*** Dataset entries ***

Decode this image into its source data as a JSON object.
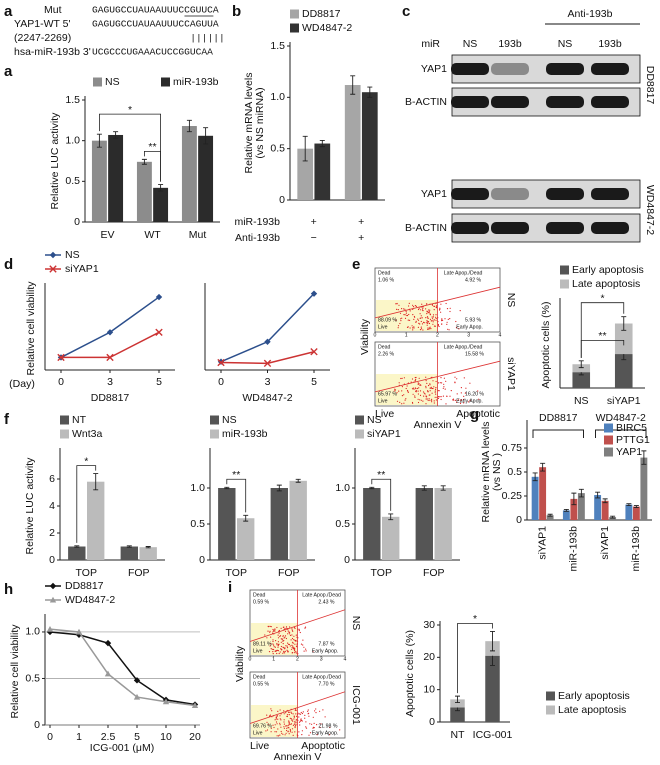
{
  "sequences": {
    "label": "a",
    "rows": [
      {
        "name": "Mut",
        "seq": "GAGUGCCUAUAAUUUCCGUUCA"
      },
      {
        "name": "YAP1-WT 5'",
        "seq": "GAGUGCCUAUAAUUUCCAGUUA"
      },
      {
        "name": "(2247-2269)",
        "seq": "||||||"
      },
      {
        "name": "hsa-miR-193b 3'",
        "seq": "UCGCCCUGAAACUCCGGUCAA"
      }
    ]
  },
  "western": {
    "label": "c",
    "treatment": "Anti-193b",
    "row_label": "miR",
    "lanes": [
      "NS",
      "193b",
      "NS",
      "193b"
    ],
    "blocks": [
      {
        "cell_line": "DD8817",
        "bands": [
          "YAP1",
          "B-ACTIN"
        ]
      },
      {
        "cell_line": "WD4847-2",
        "bands": [
          "YAP1",
          "B-ACTIN"
        ]
      }
    ]
  },
  "flow": [
    {
      "label": "e",
      "ylabel": "Viability",
      "xlabel": "Annexin V",
      "x_ends": [
        "Live",
        "Apoptotic"
      ],
      "ticks": [
        "0",
        "1",
        "2",
        "3",
        "4"
      ],
      "quadrants": [
        "Dead",
        "Late Apop./Dead",
        "Live",
        "Early Apop."
      ],
      "plots": [
        {
          "condition": "NS",
          "percentages": [
            "1.06 %",
            "4.92 %",
            "88.09 %",
            "5.93 %"
          ]
        },
        {
          "condition": "siYAP1",
          "percentages": [
            "2.26 %",
            "15.58 %",
            "65.97 %",
            "16.20 %"
          ]
        }
      ]
    },
    {
      "label": "i",
      "ylabel": "Viability",
      "xlabel": "Annexin V",
      "x_ends": [
        "Live",
        "Apoptotic"
      ],
      "ticks": [
        "0",
        "1",
        "2",
        "3",
        "4"
      ],
      "quadrants": [
        "Dead",
        "Late Apop./Dead",
        "Live",
        "Early Apop."
      ],
      "plots": [
        {
          "condition": "NS",
          "percentages": [
            "0.59 %",
            "2.43 %",
            "89.11 %",
            "7.87 %"
          ]
        },
        {
          "condition": "ICG-001",
          "percentages": [
            "0.55 %",
            "7.70 %",
            "69.76 %",
            "21.98 %"
          ]
        }
      ]
    }
  ],
  "chart_data": [
    {
      "type": "bar",
      "label": "a",
      "ylabel": "Relative LUC activity",
      "categories": [
        "EV",
        "WT",
        "Mut"
      ],
      "series": [
        {
          "name": "NS",
          "color": "#8c8c8c",
          "values": [
            1.0,
            0.74,
            1.18
          ],
          "errors": [
            0.08,
            0.03,
            0.07
          ]
        },
        {
          "name": "miR-193b",
          "color": "#2b2b2b",
          "values": [
            1.07,
            0.42,
            1.06
          ],
          "errors": [
            0.04,
            0.04,
            0.1
          ]
        }
      ],
      "ylim": [
        0,
        1.5
      ],
      "yticks": [
        0,
        0.5,
        {
          "value": 1,
          "label": "1.0"
        },
        1.5
      ],
      "legend": "top",
      "annotations": [
        "*",
        "**"
      ]
    },
    {
      "type": "bar",
      "label": "b",
      "ylabel": [
        "Relative mRNA levels",
        "(vs NS miRNA)"
      ],
      "categories": [
        null,
        null
      ],
      "series": [
        {
          "name": "DD8817",
          "color": "#a6a6a6",
          "values": [
            0.5,
            1.12
          ],
          "errors": [
            0.12,
            0.09
          ]
        },
        {
          "name": "WD4847-2",
          "color": "#333333",
          "values": [
            0.55,
            1.05
          ],
          "errors": [
            0.03,
            0.05
          ]
        }
      ],
      "ylim": [
        0,
        1.5
      ],
      "yticks": [
        0,
        0.5,
        {
          "value": 1,
          "label": "1.0"
        },
        1.5
      ],
      "legend": "above",
      "table": [
        [
          "miR-193b",
          "+",
          "+"
        ],
        [
          "Anti-193b",
          "−",
          "+"
        ]
      ]
    },
    {
      "type": "line",
      "label": "d",
      "title": "DD8817",
      "ylabel": "Relative cell viability",
      "xlabel": "(Day)",
      "categories": [
        "0",
        "3",
        "5"
      ],
      "series": [
        {
          "name": "NS",
          "color": "#2c4f8c",
          "marker": "diamond",
          "values": [
            1.0,
            2.0,
            3.4
          ]
        },
        {
          "name": "siYAP1",
          "color": "#cc3333",
          "marker": "x",
          "values": [
            1.0,
            1.0,
            2.0
          ]
        }
      ],
      "ylim": [
        0.5,
        3.8
      ],
      "legend": "above"
    },
    {
      "type": "line",
      "title": "WD4847-2",
      "categories": [
        "0",
        "3",
        "5"
      ],
      "series": [
        {
          "color": "#2c4f8c",
          "marker": "diamond",
          "values": [
            1.0,
            2.2,
            5.1
          ]
        },
        {
          "color": "#cc3333",
          "marker": "x",
          "values": [
            0.95,
            0.9,
            1.6
          ]
        }
      ],
      "ylim": [
        0.5,
        5.5
      ]
    },
    {
      "type": "bar",
      "stacked": true,
      "ylabel": "Apoptotic cells (%)",
      "categories": [
        "NS",
        "siYAP1"
      ],
      "series": [
        {
          "name": "Early apoptosis",
          "color": "#555555",
          "values": [
            7,
            15
          ],
          "errors": [
            1.2,
            2.5
          ]
        },
        {
          "name": "Late apoptosis",
          "color": "#bbbbbb",
          "values": [
            3.5,
            13.5
          ],
          "errors": [
            1.5,
            3
          ]
        }
      ],
      "ylim": [
        0,
        38
      ],
      "legend": "above",
      "annotations": [
        "*",
        "**"
      ]
    },
    {
      "type": "bar",
      "label": "f",
      "ylabel": "Relative LUC activity",
      "categories": [
        "TOP",
        "FOP"
      ],
      "series": [
        {
          "name": "NT",
          "color": "#555555",
          "values": [
            1.0,
            1.0
          ],
          "errors": [
            0.05,
            0.05
          ]
        },
        {
          "name": "Wnt3a",
          "color": "#bbbbbb",
          "values": [
            5.8,
            0.95
          ],
          "errors": [
            0.6,
            0.05
          ]
        }
      ],
      "ylim": [
        0,
        8
      ],
      "yticks": [
        0,
        2,
        4,
        6
      ],
      "legend": "above",
      "annotations": [
        "*"
      ]
    },
    {
      "type": "bar",
      "categories": [
        "TOP",
        "FOP"
      ],
      "series": [
        {
          "name": "NS",
          "color": "#555555",
          "values": [
            1.0,
            1.0
          ],
          "errors": [
            0.01,
            0.04
          ]
        },
        {
          "name": "miR-193b",
          "color": "#bbbbbb",
          "values": [
            0.58,
            1.1
          ],
          "errors": [
            0.04,
            0.02
          ]
        }
      ],
      "ylim": [
        0,
        1.5
      ],
      "yticks": [
        0,
        0.5,
        {
          "value": 1,
          "label": "1.0"
        }
      ],
      "legend": "above",
      "annotations": [
        "**"
      ]
    },
    {
      "type": "bar",
      "categories": [
        "TOP",
        "FOP"
      ],
      "series": [
        {
          "name": "NS",
          "color": "#555555",
          "values": [
            1.0,
            1.0
          ],
          "errors": [
            0.01,
            0.03
          ]
        },
        {
          "name": "siYAP1",
          "color": "#bbbbbb",
          "values": [
            0.6,
            1.0
          ],
          "errors": [
            0.04,
            0.03
          ]
        }
      ],
      "ylim": [
        0,
        1.5
      ],
      "yticks": [
        0,
        0.5,
        {
          "value": 1,
          "label": "1.0"
        }
      ],
      "legend": "above",
      "annotations": [
        "**"
      ]
    },
    {
      "type": "bar",
      "label": "g",
      "ylabel": [
        "Relative mRNA levels",
        "(vs NS )"
      ],
      "categories": [
        "siYAP1",
        "miR-193b",
        "siYAP1",
        "miR-193b"
      ],
      "group_labels": [
        "DD8817",
        "WD4847-2"
      ],
      "series": [
        {
          "name": "BIRC5",
          "color": "#4f81bd",
          "values": [
            0.45,
            0.1,
            0.26,
            0.16
          ],
          "errors": [
            0.04,
            0.01,
            0.03,
            0.01
          ]
        },
        {
          "name": "PTTG1",
          "color": "#c0504d",
          "values": [
            0.55,
            0.22,
            0.2,
            0.14
          ],
          "errors": [
            0.04,
            0.06,
            0.02,
            0.01
          ]
        },
        {
          "name": "YAP1",
          "color": "#7f7f7f",
          "values": [
            0.05,
            0.28,
            0.03,
            0.65
          ],
          "errors": [
            0.01,
            0.04,
            0.01,
            0.07
          ]
        }
      ],
      "ylim": [
        0,
        1
      ],
      "yticks": [
        0,
        0.25,
        0.5,
        0.75
      ],
      "legend": "right"
    },
    {
      "type": "line",
      "label": "h",
      "ylabel": "Relative cell viability",
      "xlabel": "ICG-001 (μM)",
      "categories": [
        "0",
        "1",
        "2.5",
        "5",
        "10",
        "20"
      ],
      "series": [
        {
          "name": "DD8817",
          "color": "#111111",
          "marker": "diamond",
          "values": [
            1.0,
            0.97,
            0.88,
            0.48,
            0.27,
            0.22
          ]
        },
        {
          "name": "WD4847-2",
          "color": "#999999",
          "marker": "triangle",
          "values": [
            1.03,
            1.0,
            0.55,
            0.3,
            0.25,
            0.21
          ]
        }
      ],
      "ylim": [
        0,
        1.15
      ],
      "yticks": [
        0,
        0.5,
        {
          "value": 1,
          "label": "1.0"
        }
      ],
      "grid": true,
      "legend": "above"
    },
    {
      "type": "bar",
      "stacked": true,
      "ylabel": "Apoptotic cells (%)",
      "categories": [
        "NT",
        "ICG-001"
      ],
      "series": [
        {
          "name": "Early apoptosis",
          "color": "#555555",
          "values": [
            4.5,
            20.5
          ],
          "errors": [
            1,
            3
          ]
        },
        {
          "name": "Late apoptosis",
          "color": "#bbbbbb",
          "values": [
            2.5,
            4.5
          ],
          "errors": [
            1,
            3
          ]
        }
      ],
      "ylim": [
        0,
        30
      ],
      "yticks": [
        0,
        10,
        20,
        30
      ],
      "legend": "below-right",
      "annotations": [
        "*"
      ]
    }
  ]
}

***

# What is required:
Wherever a line in the records contains the word "condition", copy that line.

# The completed task:
          "condition": "NS",
          "condition": "siYAP1",
          "condition": "NS",
          "condition": "ICG-001",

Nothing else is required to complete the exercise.